• Problem description: Lines containing the string "this" are to be collected in full.

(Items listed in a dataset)
<<<<
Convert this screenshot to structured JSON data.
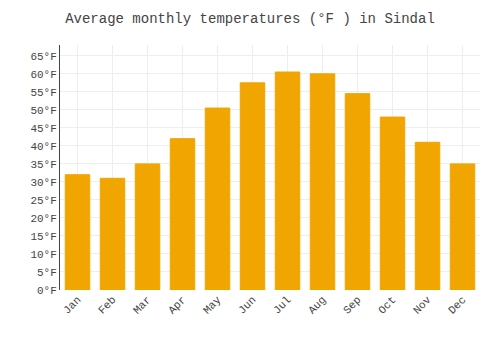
{
  "chart_data": {
    "type": "bar",
    "title": "Average monthly temperatures (°F ) in Sindal",
    "categories": [
      "Jan",
      "Feb",
      "Mar",
      "Apr",
      "May",
      "Jun",
      "Jul",
      "Aug",
      "Sep",
      "Oct",
      "Nov",
      "Dec"
    ],
    "values": [
      32,
      31,
      35,
      42,
      50.5,
      57.5,
      60.5,
      60,
      54.5,
      48,
      41,
      35
    ],
    "color": "#F0A500",
    "ylim": [
      0,
      68
    ],
    "yticks": [
      {
        "value": 0,
        "label": "0°F"
      },
      {
        "value": 5,
        "label": "5°F"
      },
      {
        "value": 10,
        "label": "10°F"
      },
      {
        "value": 15,
        "label": "15°F"
      },
      {
        "value": 20,
        "label": "20°F"
      },
      {
        "value": 25,
        "label": "25°F"
      },
      {
        "value": 30,
        "label": "30°F"
      },
      {
        "value": 35,
        "label": "35°F"
      },
      {
        "value": 40,
        "label": "40°F"
      },
      {
        "value": 45,
        "label": "45°F"
      },
      {
        "value": 50,
        "label": "50°F"
      },
      {
        "value": 55,
        "label": "55°F"
      },
      {
        "value": 60,
        "label": "60°F"
      },
      {
        "value": 65,
        "label": "65°F"
      }
    ],
    "grid": true
  }
}
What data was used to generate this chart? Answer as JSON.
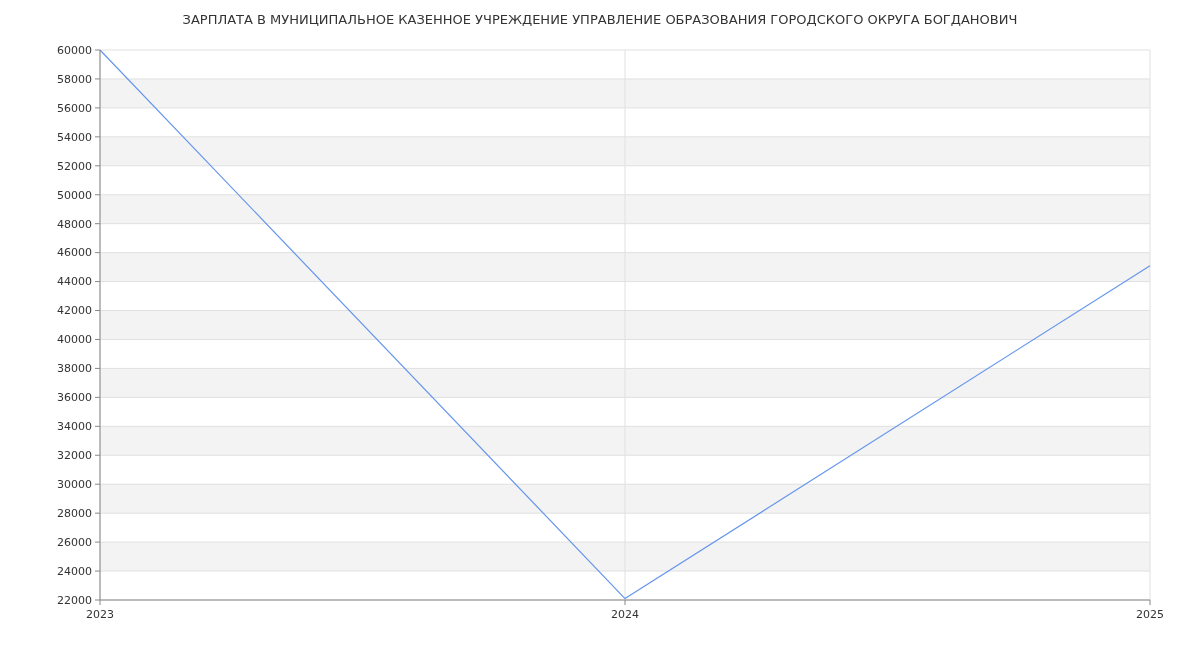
{
  "chart_data": {
    "type": "line",
    "title": "ЗАРПЛАТА В МУНИЦИПАЛЬНОЕ КАЗЕННОЕ УЧРЕЖДЕНИЕ УПРАВЛЕНИЕ ОБРАЗОВАНИЯ ГОРОДСКОГО ОКРУГА БОГДАНОВИЧ",
    "x": [
      2023,
      2024,
      2025
    ],
    "series": [
      {
        "color": "#6495ed",
        "values": [
          60000,
          22100,
          45100
        ]
      }
    ],
    "xlim": [
      2023,
      2025
    ],
    "xticks": [
      2023,
      2024,
      2025
    ],
    "ylim": [
      22000,
      60000
    ],
    "yticks": [
      22000,
      24000,
      26000,
      28000,
      30000,
      32000,
      34000,
      36000,
      38000,
      40000,
      42000,
      44000,
      46000,
      48000,
      50000,
      52000,
      54000,
      56000,
      58000,
      60000
    ],
    "grid": true,
    "marker": "none",
    "line_style": "solid"
  }
}
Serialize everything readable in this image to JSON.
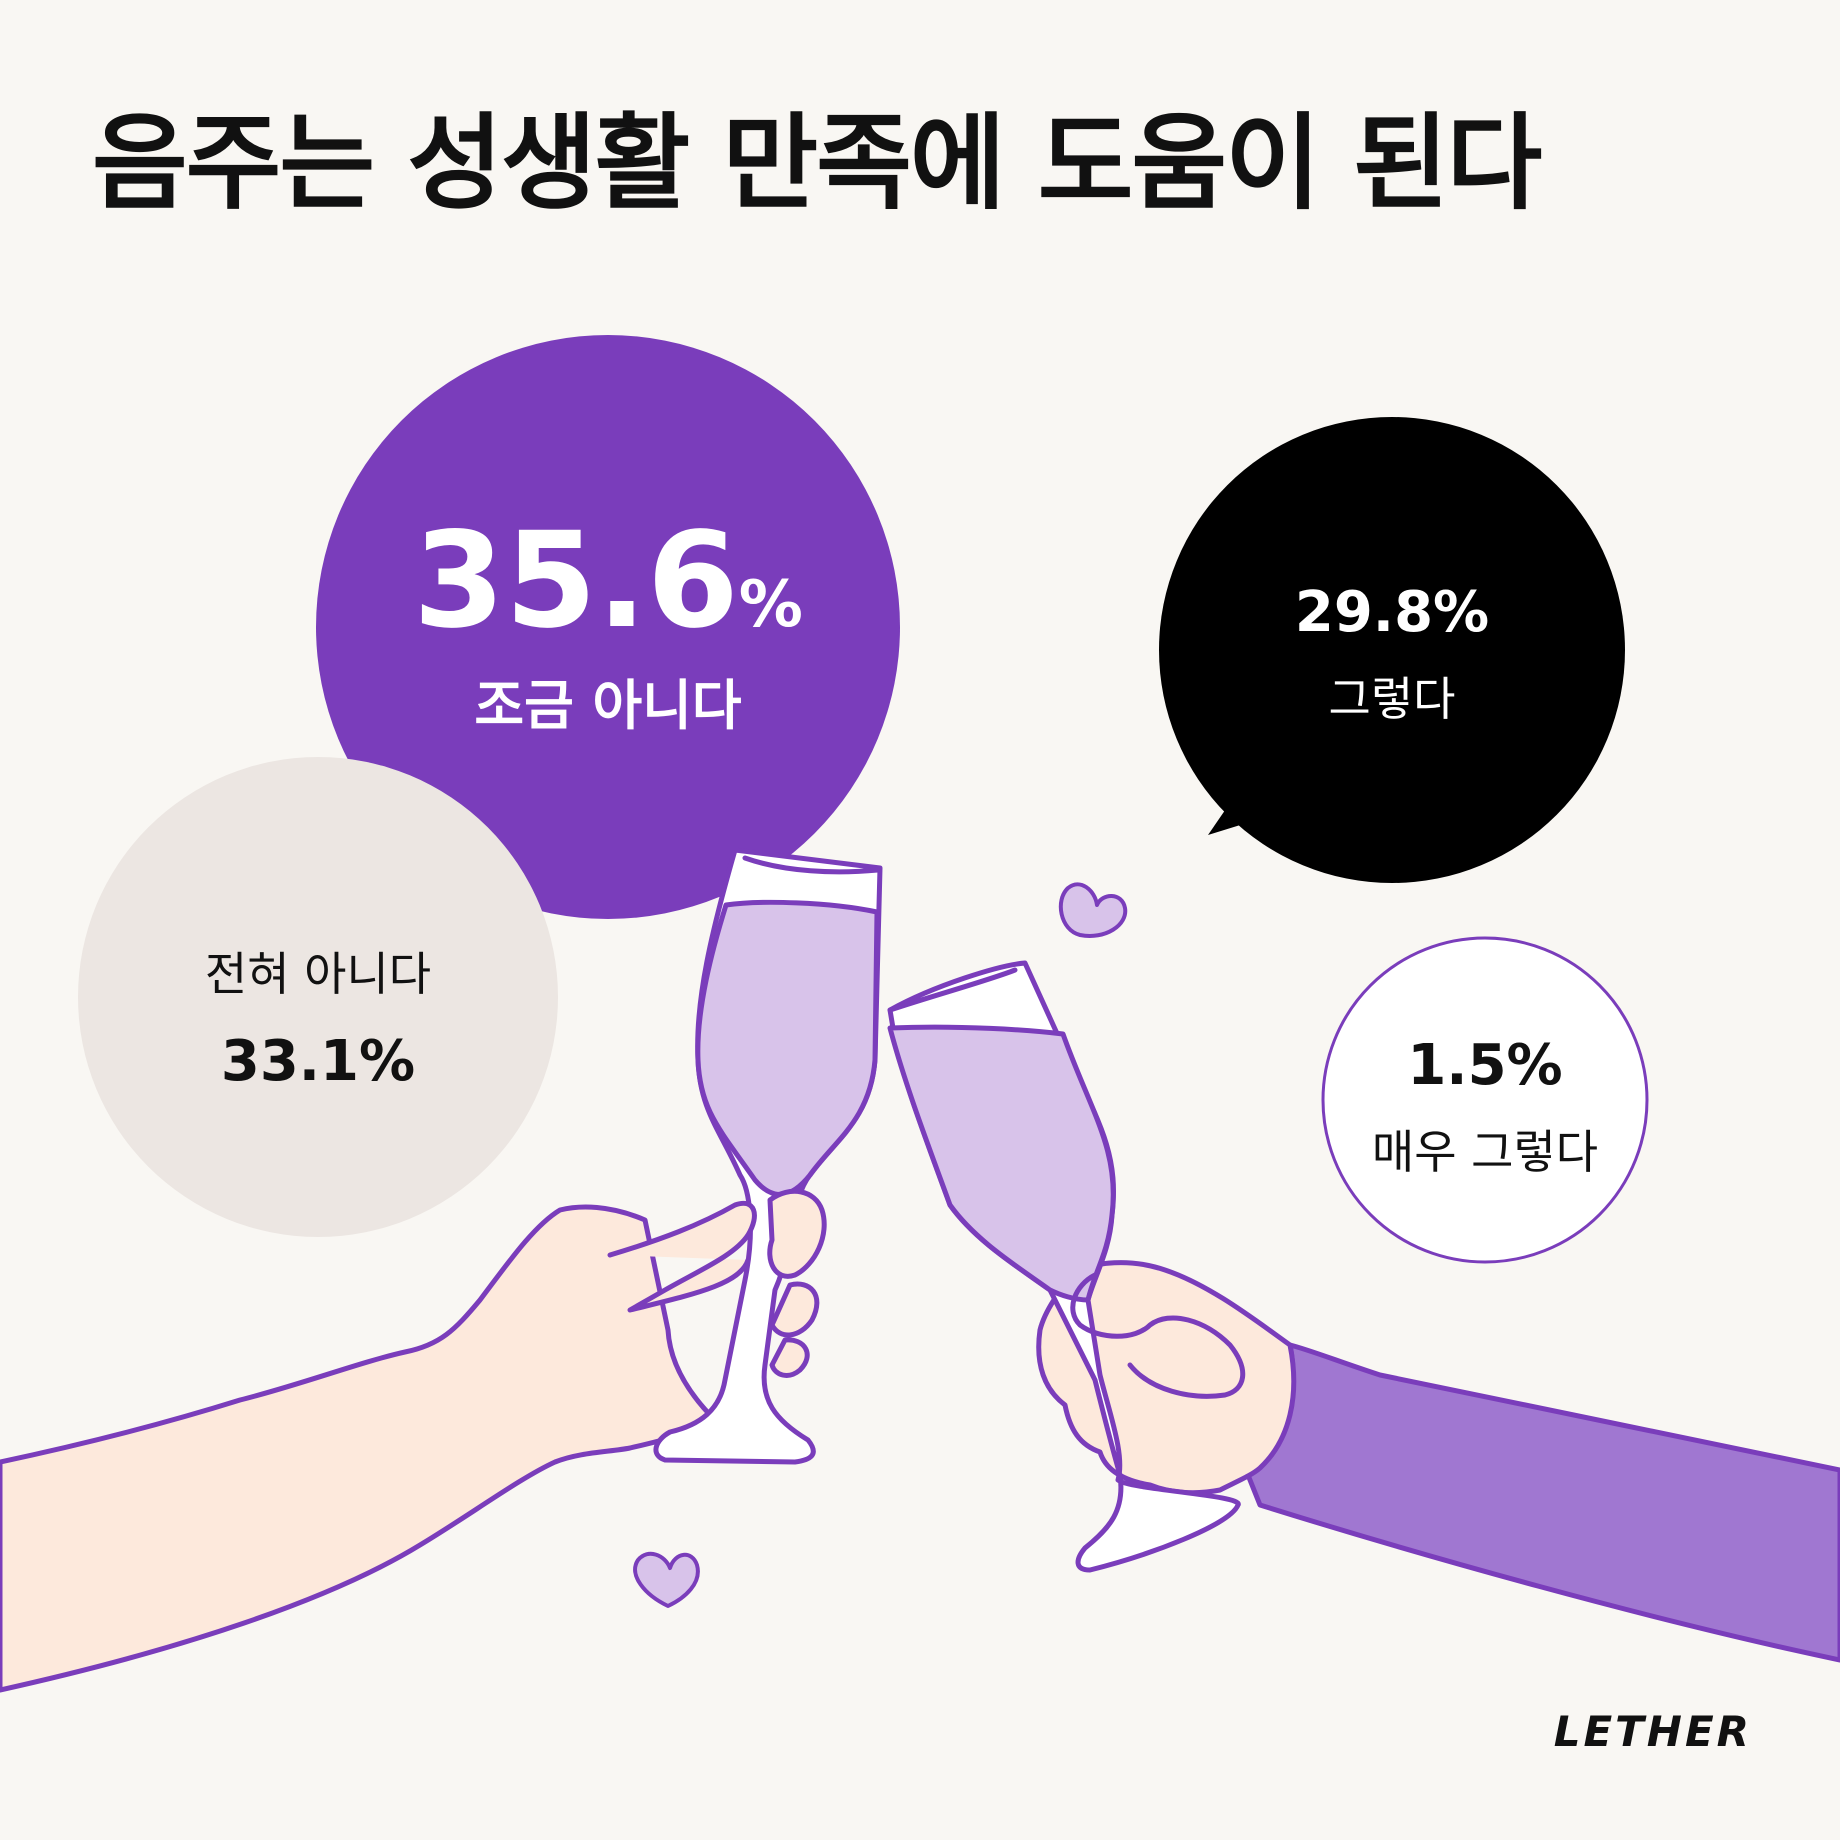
{
  "title": "음주는 성생활 만족에 도움이 된다",
  "logo": "LETHER",
  "colors": {
    "background": "#f9f7f3",
    "purple": "#7a3dbb",
    "black": "#000000",
    "gray": "#ece6e2",
    "light_purple": "#d8c3ea",
    "sleeve": "#a077d1",
    "skin": "#fde9dc"
  },
  "chart_data": {
    "type": "bubble",
    "title": "음주는 성생활 만족에 도움이 된다",
    "unit": "%",
    "categories": [
      "조금 아니다",
      "전혀 아니다",
      "그렇다",
      "매우 그렇다"
    ],
    "values": [
      35.6,
      33.1,
      29.8,
      1.5
    ],
    "labels": [
      "35.6%",
      "33.1%",
      "29.8%",
      "1.5%"
    ]
  },
  "icons": [
    "champagne-glass-icon",
    "heart-icon",
    "hand-icon"
  ]
}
>>>>
• Output below:
Convert this screenshot to structured JSON data.
What data was used to generate this chart? Answer as JSON.
Serialize everything readable in this image to JSON.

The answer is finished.